▶ _Document excerpt_

Sunday, June 12, 2011

16.

 About to go on the longest training run so far...no...the longest run of my life! 16 miles.

Oh boy.

Wednesday, June 8, 2011

Ab-tastic!

Here are our after pictures...you be the judge. 

Turns out I still like my desserts way more than I like doing ab workouts :-)
Ty did a ton of ab workouts this past month. I did some, maybe two a week, but ran A TON. My mileage is really picking up for this marathon and while it's super challenging, I am still loving it :-)

Good to know that with just a little motivation (and even a little bit of dessert) I am totally comfortable in my own skin. 

M. 

Tuesday, May 17, 2011

LOVE.

Half marathon #1 is done and in the books...and let me just say, I. LOVED. IT.

It was the perfect length...just long enough that I felt super challenged, but not too long that I doubted I would finish.

For this particular 13.1 I had two goals: 1) Run the entire race (meaning no walking EVER), and 2) break two hours.
Goal #1 I completed with ease, the longest run of my life thus far and I could do it. I never even wanted to walk. (That's a lie...about mile 11 I was kinda hating life, but I knew I could finish).
As for goal #2...I ran 2:00.59...can you freaking believe that? I was 59 seconds over my goal time! GRRRRR...avoiding the numerous snot rockets I launched during that race would've let me go under two hours...ha! Oh well, Next time will be well under 2 hours, you can count on that.

And I definitely see many more half marathons in my future...but after running 13.1 and realizing I'll have to do twice that IN A ROW this summer...well...this just might be the only marathon I ever do. 26.2 is a long freakin way...just sayin'.

▶ _Exercise requirements_
a – For each statement about the running blog, answer yes or no and quote the words from the blog that decide it. (i) The writer finished the half marathon in under two hours. (ii) The writer calls the 16-mile run the longest run of the writer's life. (iii) The writer did more ab workouts during the month than Ty did.
b – Carry on the running blog from the point where it ends.
The material after the running blog can be set aside; it is not needed here.

▶ _Entries provided_
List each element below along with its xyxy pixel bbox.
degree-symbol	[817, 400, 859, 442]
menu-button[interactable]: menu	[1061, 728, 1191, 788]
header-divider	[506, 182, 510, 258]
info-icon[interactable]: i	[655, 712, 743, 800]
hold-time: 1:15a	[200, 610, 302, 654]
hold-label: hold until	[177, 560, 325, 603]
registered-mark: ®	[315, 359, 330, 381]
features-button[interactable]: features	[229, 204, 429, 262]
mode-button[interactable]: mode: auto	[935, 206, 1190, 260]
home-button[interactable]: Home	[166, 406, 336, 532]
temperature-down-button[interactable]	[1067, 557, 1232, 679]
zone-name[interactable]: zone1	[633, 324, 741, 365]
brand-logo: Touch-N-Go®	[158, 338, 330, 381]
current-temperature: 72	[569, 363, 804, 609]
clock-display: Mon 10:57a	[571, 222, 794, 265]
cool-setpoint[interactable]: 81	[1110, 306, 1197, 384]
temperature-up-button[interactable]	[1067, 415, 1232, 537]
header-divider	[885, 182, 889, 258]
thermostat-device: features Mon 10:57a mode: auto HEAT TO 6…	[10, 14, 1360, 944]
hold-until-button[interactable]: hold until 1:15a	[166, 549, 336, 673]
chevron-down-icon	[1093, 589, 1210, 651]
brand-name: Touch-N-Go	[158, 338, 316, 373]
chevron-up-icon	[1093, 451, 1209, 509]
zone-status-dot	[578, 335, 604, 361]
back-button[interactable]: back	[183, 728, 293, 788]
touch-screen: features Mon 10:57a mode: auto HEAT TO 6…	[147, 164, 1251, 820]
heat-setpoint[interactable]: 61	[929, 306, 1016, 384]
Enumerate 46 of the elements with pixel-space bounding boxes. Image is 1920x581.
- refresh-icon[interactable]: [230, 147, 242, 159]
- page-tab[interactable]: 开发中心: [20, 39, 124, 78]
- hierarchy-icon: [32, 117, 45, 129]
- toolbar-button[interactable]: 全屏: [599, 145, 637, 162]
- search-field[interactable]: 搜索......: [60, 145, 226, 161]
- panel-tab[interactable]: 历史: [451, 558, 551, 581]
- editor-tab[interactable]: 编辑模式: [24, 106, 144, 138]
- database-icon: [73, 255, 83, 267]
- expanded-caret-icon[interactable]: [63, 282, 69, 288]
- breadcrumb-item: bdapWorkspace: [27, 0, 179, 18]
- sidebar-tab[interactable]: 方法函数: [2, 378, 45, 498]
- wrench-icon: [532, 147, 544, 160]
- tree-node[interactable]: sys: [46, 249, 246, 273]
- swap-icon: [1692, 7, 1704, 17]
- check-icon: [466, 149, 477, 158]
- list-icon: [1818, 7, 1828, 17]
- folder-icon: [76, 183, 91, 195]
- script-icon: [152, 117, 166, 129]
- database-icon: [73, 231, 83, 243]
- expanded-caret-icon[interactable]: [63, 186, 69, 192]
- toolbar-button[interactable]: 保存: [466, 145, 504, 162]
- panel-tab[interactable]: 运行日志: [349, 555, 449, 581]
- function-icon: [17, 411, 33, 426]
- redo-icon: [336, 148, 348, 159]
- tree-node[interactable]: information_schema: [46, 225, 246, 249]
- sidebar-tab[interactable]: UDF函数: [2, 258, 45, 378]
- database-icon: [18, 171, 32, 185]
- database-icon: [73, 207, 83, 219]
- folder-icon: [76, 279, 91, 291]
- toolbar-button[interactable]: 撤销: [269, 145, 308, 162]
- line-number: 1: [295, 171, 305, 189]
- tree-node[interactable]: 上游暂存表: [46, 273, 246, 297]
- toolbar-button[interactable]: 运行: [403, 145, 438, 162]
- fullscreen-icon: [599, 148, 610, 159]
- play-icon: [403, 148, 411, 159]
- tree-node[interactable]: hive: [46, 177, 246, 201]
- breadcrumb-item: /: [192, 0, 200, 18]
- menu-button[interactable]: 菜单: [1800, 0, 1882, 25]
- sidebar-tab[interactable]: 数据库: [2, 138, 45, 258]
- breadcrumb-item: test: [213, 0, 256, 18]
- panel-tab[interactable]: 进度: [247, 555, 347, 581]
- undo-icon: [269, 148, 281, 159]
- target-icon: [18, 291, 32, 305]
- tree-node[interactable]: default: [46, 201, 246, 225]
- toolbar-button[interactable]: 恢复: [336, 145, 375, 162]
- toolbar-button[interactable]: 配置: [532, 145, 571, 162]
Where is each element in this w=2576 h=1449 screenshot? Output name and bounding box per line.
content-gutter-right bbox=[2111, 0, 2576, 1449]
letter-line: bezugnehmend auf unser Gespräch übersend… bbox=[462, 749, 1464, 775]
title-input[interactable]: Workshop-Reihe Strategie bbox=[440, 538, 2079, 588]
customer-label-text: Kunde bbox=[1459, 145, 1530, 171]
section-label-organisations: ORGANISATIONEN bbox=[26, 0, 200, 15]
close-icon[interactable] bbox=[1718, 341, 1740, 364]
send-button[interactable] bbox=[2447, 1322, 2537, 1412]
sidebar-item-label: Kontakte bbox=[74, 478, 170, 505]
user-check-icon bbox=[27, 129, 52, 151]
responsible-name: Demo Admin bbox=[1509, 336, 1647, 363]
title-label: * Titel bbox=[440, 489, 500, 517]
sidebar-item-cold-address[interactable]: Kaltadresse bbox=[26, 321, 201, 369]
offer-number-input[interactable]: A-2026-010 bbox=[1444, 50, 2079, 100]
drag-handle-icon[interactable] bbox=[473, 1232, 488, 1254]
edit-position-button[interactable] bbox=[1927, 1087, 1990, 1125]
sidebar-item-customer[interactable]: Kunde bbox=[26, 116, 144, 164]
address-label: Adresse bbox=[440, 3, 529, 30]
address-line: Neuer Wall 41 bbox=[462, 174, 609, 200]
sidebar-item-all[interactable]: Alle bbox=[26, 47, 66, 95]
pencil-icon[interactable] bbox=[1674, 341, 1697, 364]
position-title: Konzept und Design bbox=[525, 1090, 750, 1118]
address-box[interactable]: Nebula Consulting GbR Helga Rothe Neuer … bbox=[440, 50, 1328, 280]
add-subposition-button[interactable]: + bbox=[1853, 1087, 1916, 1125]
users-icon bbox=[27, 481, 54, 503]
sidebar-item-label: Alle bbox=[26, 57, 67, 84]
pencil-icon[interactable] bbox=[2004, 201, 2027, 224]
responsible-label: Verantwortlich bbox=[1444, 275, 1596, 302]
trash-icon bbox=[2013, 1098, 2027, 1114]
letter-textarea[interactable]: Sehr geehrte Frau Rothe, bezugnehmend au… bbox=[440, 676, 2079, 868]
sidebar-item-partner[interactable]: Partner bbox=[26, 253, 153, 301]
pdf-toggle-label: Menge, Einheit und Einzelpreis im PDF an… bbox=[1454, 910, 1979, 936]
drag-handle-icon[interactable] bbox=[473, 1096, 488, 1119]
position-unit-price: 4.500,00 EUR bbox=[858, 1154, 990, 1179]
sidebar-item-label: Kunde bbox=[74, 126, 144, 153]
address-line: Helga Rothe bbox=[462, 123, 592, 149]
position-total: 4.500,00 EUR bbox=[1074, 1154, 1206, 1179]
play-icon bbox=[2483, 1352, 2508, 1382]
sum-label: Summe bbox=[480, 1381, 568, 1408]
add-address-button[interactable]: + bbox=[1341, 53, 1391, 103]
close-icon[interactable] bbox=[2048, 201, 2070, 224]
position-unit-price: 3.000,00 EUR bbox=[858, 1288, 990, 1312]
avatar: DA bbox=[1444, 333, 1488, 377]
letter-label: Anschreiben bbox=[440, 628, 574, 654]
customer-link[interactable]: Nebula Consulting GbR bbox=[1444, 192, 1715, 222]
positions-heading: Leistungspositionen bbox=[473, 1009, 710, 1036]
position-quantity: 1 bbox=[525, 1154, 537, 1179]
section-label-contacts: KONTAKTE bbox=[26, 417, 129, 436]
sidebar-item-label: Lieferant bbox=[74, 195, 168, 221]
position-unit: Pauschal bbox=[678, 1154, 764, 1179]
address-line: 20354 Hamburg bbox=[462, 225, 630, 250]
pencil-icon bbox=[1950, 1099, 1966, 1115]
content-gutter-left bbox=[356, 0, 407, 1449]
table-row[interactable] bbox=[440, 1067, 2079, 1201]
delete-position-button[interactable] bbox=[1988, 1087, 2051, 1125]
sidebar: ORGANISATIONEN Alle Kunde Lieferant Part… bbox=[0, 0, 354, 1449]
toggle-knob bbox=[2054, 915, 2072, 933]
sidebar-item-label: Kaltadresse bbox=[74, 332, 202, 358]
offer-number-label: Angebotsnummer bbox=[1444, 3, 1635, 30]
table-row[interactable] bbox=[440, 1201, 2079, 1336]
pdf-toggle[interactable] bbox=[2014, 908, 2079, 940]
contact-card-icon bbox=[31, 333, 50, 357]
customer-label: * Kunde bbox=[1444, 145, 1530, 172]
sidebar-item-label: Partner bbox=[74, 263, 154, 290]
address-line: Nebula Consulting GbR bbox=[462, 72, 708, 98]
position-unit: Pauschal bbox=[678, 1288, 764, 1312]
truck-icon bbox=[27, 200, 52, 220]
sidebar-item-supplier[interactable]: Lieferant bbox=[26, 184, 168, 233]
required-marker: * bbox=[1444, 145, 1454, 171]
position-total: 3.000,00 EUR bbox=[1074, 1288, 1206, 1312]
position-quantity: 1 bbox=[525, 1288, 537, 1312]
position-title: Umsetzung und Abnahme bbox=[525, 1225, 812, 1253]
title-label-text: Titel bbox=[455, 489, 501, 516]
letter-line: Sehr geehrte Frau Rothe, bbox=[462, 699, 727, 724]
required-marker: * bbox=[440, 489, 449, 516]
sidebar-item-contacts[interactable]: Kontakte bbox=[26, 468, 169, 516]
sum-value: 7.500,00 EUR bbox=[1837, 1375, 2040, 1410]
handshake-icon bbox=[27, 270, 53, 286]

▶ _Solved problems_
a –
(i) No: "I ran 2:00.59...can you freaking believe that? I was 59 seconds over my goal time!"
(ii) Yes: "the longest run of my life! 16 miles."
(iii) No: "Ty did a ton of ab workouts this past month. I did some, maybe two a week"

b –
About two and a half months until my first 26.2...lots of work to do...but still totally looking forward to it. :-)

M.

Wednesday, May 11, 2011

Half #1

3 days until my 1st 1/2 marathon...

13.1 miles...

the farthest I've ever run is 12...

Who's bright idea was this?!


Oh yeah...mine. Oh boy. 

I am totally looking forward to it and completely dreading it all at the same time. 

My goal is to break two hours.

But two hours or not...I am going to DQ afterwards...and I won't be having the mini.

:-)

Tuesday, May 10, 2011

You be the judge.

So the boyfriend and I have the most extreme bet going on.

A super ab contest.

We each one month to totally transform our abs, the one who makes the most progress by June 1st not only gets to eat a delicious sushi dinner paid for by the other, but gets indefinite bragging rights! Not to mention killer abs just in time for summer. 


We decided to judge by before and after pictures. We were going to look at who's belly just looked plain better by June, but then Ty would totally have anatomy on his side. WE ALL KNOW it's way easier for guys to look in shape than it is for girls...plain and simple. Ty can eat a bag of chips and a pint of Ben & Jerry's and his abs will look better than when he started! Mine...not so much. It makes me wanna beat him up.

So you be the judge...here are our before pictures:

The next set will be posted June 1st. He is going down.

P.S. I need a tan.

Wednesday, May 4, 2011

Long time no see.

Hi, I'm Megan, and I am a slacker. 

Was my last post really a month ago???

Though I am one slackish (is that even a word?) blogger...I have not been a slackish marathon wannabe! Training has been going great! I have been religiously running and keeping up with my mileage (I even hit a 40+ week last week!). And I have been doing strengthening circuits. I really feel great, and my legs are starting to look and feel like they did when I was running track in college. It feels good to be back :-)

In fact...on a whim two weeks ago I upped and signed up for my 1st half...and it's next Saturday!

I'll be running the great Idaho Potato Marathon...my very first 13.1. 

I am SUPER excited, and altogether scared outta my mind. 

I'm crossing my fingers for sunshine...and a tailwind during my last 5 miles...I'm gonna need all the help I can get :-)

Peace. 

Wednesday, March 9, 2011

Saddest run of my life.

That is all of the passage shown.